## OBJECTIVE
Collect every line in the records below that contains the word "Your".
-------------------------
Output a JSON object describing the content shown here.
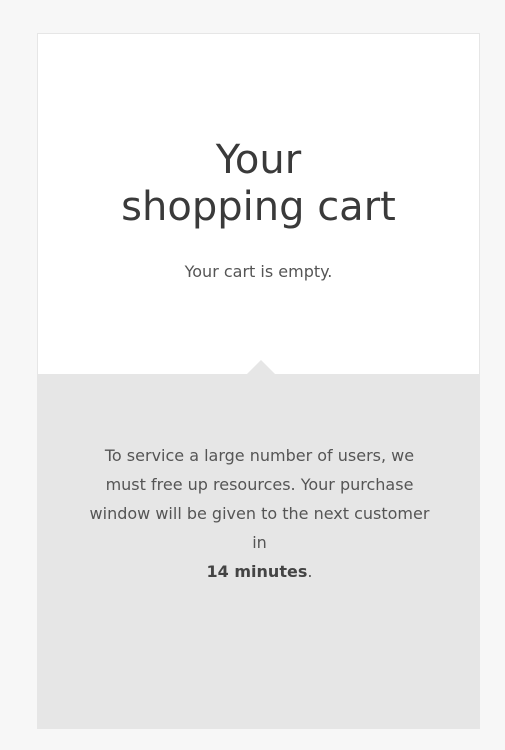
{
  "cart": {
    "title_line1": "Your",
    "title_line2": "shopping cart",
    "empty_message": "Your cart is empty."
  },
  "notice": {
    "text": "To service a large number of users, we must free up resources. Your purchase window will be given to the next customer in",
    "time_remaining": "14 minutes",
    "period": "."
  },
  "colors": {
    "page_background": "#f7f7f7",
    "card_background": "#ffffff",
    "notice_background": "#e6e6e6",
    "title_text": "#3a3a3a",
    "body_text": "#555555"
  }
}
-------------------------
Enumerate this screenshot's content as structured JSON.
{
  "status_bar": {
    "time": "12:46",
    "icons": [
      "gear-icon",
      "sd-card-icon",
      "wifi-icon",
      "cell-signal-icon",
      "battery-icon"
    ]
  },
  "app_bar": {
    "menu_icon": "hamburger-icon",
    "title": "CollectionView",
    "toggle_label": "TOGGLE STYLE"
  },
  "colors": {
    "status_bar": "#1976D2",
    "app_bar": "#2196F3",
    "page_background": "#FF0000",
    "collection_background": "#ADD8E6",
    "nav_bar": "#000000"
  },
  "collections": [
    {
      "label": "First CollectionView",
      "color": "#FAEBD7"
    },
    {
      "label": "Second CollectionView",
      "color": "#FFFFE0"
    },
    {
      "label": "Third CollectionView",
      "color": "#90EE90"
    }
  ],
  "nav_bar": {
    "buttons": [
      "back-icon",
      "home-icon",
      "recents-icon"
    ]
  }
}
-------------------------
## TASK RESPONSE
    "title_line1": "Your",
    "empty_message": "Your cart is empty."
    "text": "To service a large number of users, we must free up resources. Your purchase window will be given to the next customer in",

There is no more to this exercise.